WRITTEN EXERCISE: Turn the listing, from its first line through the line with "nav-label: 修炼: [60, 1235, 108, 1263]", into a JSON list of strings with one string per line and no blank lines.

DATA IN THIS EXERCISE:
= = = =
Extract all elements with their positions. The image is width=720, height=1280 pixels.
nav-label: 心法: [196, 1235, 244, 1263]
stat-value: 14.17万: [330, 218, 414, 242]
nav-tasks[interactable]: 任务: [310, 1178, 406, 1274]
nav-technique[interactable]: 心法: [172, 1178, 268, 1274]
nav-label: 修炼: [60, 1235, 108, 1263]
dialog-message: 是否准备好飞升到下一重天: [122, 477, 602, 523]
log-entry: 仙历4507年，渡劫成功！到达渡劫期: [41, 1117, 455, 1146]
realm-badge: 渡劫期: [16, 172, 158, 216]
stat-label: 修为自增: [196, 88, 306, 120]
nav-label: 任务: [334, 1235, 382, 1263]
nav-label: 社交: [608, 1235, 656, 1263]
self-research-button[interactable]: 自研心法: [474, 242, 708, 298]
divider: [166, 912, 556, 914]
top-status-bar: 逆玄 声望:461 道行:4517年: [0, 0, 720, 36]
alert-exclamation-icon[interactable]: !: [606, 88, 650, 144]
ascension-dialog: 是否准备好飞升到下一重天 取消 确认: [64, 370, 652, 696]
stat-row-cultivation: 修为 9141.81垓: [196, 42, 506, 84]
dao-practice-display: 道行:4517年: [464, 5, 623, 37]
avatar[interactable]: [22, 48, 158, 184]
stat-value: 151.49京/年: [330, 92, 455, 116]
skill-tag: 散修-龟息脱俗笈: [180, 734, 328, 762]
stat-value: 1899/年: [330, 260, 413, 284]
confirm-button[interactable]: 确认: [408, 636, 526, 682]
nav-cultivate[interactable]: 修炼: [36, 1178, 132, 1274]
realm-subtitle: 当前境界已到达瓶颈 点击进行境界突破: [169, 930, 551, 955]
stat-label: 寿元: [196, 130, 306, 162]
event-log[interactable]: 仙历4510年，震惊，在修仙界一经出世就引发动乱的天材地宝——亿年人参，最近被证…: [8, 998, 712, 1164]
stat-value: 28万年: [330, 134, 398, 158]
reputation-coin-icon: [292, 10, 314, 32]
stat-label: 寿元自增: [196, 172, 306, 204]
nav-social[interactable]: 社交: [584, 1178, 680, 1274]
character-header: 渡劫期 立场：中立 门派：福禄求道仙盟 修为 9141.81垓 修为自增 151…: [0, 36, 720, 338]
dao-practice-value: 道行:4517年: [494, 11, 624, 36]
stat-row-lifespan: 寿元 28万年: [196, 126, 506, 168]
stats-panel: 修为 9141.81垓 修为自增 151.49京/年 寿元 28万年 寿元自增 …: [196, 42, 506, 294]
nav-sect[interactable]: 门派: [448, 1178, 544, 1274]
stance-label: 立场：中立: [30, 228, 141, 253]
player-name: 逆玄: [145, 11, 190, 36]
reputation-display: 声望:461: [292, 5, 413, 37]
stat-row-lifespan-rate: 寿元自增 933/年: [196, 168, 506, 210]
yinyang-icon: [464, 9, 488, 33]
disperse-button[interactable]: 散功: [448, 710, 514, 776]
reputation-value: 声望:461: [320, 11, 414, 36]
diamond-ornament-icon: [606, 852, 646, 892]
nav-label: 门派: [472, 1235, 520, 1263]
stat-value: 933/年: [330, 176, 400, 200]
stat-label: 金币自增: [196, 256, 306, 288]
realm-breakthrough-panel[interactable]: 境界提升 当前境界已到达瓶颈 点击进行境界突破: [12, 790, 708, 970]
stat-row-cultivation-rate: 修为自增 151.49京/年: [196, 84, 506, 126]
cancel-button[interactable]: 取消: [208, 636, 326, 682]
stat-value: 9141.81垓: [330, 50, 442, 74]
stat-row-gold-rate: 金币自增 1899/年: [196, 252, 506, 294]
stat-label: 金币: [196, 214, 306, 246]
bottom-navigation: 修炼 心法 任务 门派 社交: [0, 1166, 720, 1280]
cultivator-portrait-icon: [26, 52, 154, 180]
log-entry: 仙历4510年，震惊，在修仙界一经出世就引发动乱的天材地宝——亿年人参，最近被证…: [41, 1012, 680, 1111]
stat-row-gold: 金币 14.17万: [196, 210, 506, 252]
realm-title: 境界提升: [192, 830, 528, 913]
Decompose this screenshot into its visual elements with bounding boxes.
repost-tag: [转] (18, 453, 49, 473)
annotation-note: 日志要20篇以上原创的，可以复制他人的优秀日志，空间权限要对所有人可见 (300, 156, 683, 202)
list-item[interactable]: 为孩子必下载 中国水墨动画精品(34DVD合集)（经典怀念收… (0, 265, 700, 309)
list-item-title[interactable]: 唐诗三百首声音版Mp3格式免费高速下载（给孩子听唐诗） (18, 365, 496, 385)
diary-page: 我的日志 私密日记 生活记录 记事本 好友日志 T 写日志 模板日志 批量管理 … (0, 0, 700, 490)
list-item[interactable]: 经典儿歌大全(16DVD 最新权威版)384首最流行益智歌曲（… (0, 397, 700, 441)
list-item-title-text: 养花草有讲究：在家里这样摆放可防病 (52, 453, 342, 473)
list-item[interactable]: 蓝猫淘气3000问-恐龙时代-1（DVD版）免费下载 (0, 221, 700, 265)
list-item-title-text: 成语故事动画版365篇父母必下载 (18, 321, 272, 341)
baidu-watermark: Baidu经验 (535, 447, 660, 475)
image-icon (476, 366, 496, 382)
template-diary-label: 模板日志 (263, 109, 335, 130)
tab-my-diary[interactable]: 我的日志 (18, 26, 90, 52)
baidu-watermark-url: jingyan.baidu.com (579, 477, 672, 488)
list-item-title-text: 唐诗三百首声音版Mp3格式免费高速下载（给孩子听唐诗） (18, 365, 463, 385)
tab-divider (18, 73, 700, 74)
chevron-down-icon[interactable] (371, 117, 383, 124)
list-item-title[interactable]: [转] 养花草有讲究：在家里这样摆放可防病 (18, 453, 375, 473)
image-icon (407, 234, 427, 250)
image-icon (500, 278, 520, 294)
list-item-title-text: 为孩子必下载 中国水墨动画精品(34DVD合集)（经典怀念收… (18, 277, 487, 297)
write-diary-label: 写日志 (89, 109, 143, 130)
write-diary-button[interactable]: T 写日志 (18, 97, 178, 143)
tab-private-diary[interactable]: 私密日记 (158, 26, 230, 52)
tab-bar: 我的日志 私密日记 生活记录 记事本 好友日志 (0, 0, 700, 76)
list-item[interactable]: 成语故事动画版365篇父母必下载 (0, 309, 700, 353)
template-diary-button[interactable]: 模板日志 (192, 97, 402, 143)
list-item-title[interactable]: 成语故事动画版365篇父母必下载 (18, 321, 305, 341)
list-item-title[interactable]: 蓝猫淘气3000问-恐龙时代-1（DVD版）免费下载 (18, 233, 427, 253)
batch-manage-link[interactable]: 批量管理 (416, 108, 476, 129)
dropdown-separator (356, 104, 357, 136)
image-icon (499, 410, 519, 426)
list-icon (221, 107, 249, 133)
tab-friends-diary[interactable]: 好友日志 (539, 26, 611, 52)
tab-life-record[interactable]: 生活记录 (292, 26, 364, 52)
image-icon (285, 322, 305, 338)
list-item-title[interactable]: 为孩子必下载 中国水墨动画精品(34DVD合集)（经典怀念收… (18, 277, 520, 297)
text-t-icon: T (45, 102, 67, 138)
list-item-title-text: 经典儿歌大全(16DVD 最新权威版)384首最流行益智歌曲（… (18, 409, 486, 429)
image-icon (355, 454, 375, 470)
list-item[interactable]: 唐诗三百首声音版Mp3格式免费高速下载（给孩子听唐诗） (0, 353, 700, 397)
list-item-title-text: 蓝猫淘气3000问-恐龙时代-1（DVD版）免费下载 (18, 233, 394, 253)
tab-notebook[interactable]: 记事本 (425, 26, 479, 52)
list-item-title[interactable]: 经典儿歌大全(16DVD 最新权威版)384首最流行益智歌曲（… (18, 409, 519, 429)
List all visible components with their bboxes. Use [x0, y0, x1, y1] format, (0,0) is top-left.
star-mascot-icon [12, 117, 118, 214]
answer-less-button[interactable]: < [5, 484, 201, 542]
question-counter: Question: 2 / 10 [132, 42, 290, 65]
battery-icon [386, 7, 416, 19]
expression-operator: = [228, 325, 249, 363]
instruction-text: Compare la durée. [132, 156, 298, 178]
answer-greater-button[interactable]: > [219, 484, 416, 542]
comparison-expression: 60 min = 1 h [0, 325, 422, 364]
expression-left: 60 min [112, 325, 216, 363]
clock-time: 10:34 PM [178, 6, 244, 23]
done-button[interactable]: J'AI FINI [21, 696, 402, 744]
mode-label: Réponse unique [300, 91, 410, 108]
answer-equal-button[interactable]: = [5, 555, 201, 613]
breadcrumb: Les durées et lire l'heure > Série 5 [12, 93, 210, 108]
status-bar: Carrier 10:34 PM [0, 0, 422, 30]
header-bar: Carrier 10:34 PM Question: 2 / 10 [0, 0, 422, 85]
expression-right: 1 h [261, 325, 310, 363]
= = = =
RESULT OF THE TASK:
[
  "Extract all elements with their positions. The image is width=720, height=1280 pixels.",
  "nav-label: 心法: [196, 1235, 244, 1263]",
  "stat-value: 14.17万: [330, 218, 414, 242]",
  "nav-tasks[interactable]: 任务: [310, 1178, 406, 1274]",
  "nav-technique[interactable]: 心法: [172, 1178, 268, 1274]",
  "nav-label: 修炼: [60, 1235, 108, 1263]"
]